● Task requirements
Reproduce all of the material exactly as shown.

»»

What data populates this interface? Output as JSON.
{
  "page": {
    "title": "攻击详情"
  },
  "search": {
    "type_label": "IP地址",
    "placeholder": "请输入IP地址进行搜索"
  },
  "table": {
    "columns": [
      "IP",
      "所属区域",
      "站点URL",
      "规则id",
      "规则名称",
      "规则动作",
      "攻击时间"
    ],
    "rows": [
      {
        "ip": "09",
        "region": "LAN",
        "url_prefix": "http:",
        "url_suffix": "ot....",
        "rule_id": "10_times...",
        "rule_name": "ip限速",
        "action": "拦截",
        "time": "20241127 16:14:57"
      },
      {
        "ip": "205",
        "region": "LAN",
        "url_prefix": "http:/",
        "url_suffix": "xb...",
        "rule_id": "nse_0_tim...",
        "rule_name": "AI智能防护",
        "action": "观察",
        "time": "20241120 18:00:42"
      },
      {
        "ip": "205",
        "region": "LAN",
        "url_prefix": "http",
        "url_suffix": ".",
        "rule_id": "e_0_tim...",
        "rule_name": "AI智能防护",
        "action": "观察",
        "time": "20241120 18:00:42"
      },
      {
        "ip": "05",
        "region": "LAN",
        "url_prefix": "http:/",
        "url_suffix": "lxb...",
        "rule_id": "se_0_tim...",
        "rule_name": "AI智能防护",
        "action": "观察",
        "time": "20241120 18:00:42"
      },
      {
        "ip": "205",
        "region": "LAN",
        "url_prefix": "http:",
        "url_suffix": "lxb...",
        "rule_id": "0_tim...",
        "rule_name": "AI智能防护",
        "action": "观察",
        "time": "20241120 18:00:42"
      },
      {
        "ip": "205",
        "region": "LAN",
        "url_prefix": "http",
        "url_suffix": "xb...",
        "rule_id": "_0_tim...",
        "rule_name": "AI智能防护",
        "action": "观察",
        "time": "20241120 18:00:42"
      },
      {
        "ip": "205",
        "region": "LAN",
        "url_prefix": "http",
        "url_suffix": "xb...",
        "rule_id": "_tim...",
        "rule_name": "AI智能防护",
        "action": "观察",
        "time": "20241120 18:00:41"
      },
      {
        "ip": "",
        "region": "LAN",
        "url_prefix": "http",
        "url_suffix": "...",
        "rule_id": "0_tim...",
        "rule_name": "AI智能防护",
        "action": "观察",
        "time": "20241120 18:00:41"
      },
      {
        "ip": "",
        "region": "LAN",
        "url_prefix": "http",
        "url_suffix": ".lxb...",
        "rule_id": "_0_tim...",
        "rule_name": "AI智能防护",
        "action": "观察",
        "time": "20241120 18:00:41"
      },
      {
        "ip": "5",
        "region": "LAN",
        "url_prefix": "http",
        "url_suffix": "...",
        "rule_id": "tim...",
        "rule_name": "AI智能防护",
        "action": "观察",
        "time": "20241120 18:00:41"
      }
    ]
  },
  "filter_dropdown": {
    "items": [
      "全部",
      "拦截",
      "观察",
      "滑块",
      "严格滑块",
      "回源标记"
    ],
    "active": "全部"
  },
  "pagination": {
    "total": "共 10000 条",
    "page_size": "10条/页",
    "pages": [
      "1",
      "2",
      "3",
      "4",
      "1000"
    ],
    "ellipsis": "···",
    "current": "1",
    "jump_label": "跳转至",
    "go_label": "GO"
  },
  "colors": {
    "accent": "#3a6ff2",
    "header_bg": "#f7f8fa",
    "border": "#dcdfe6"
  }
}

««

● Worked answer
What data populates this interface? Output as JSON.
{
  "page": {
    "title": "攻击详情"
  },
  "search": {
    "type_label": "IP地址",
    "placeholder": "请输入IP地址进行搜索"
  },
  "table": {
    "columns": [
      "IP",
      "所属区域",
      "站点URL",
      "规则id",
      "规则名称",
      "规则动作",
      "攻击时间"
    ],
    "rows": [
      {
        "ip": "09",
        "region": "LAN",
        "url_prefix": "http:",
        "url_suffix": "ot....",
        "rule_id": "10_times...",
        "rule_name": "ip限速",
        "action": "拦截",
        "time": "20241127 16:14:57"
      },
      {
        "ip": "205",
        "region": "LAN",
        "url_prefix": "http:/",
        "url_suffix": "xb...",
        "rule_id": "nse_0_tim...",
        "rule_name": "AI智能防护",
        "action": "观察",
        "time": "20241120 18:00:42"
      },
      {
        "ip": "205",
        "region": "LAN",
        "url_prefix": "http",
        "url_suffix": ".",
        "rule_id": "e_0_tim...",
        "rule_name": "AI智能防护",
        "action": "观察",
        "time": "20241120 18:00:42"
      },
      {
        "ip": "05",
        "region": "LAN",
        "url_prefix": "http:/",
        "url_suffix": "lxb...",
        "rule_id": "se_0_tim...",
        "rule_name": "AI智能防护",
        "action": "观察",
        "time": "20241120 18:00:42"
      },
      {
        "ip": "205",
        "region": "LAN",
        "url_prefix": "http:",
        "url_suffix": "lxb...",
        "rule_id": "0_tim...",
        "rule_name": "AI智能防护",
        "action": "观察",
        "time": "20241120 18:00:42"
      },
      {
        "ip": "205",
        "region": "LAN",
        "url_prefix": "http",
        "url_suffix": "xb...",
        "rule_id": "_0_tim...",
        "rule_name": "AI智能防护",
        "action": "观察",
        "time": "20241120 18:00:42"
      },
      {
        "ip": "205",
        "region": "LAN",
        "url_prefix": "http",
        "url_suffix": "xb...",
        "rule_id": "_tim...",
        "rule_name": "AI智能防护",
        "action": "观察",
        "time": "20241120 18:00:41"
      },
      {
        "ip": "",
        "region": "LAN",
        "url_prefix": "http",
        "url_suffix": "...",
        "rule_id": "0_tim...",
        "rule_name": "AI智能防护",
        "action": "观察",
        "time": "20241120 18:00:41"
      },
      {
        "ip": "",
        "region": "LAN",
        "url_prefix": "http",
        "url_suffix": ".lxb...",
        "rule_id": "_0_tim...",
        "rule_name": "AI智能防护",
        "action": "观察",
        "time": "20241120 18:00:41"
      },
      {
        "ip": "5",
        "region": "LAN",
        "url_prefix": "http",
        "url_suffix": "...",
        "rule_id": "tim...",
        "rule_name": "AI智能防护",
        "action": "观察",
        "time": "20241120 18:00:41"
      }
    ]
  },
  "filter_dropdown": {
    "items": [
      "全部",
      "拦截",
      "观察",
      "滑块",
      "严格滑块",
      "回源标记"
    ],
    "active": "全部"
  },
  "pagination": {
    "total": "共 10000 条",
    "page_size": "10条/页",
    "pages": [
      "1",
      "2",
      "3",
      "4",
      "1000"
    ],
    "ellipsis": "···",
    "current": "1",
    "jump_label": "跳转至",
    "go_label": "GO"
  },
  "colors": {
    "accent": "#3a6ff2",
    "header_bg": "#f7f8fa",
    "border": "#dcdfe6"
  }
}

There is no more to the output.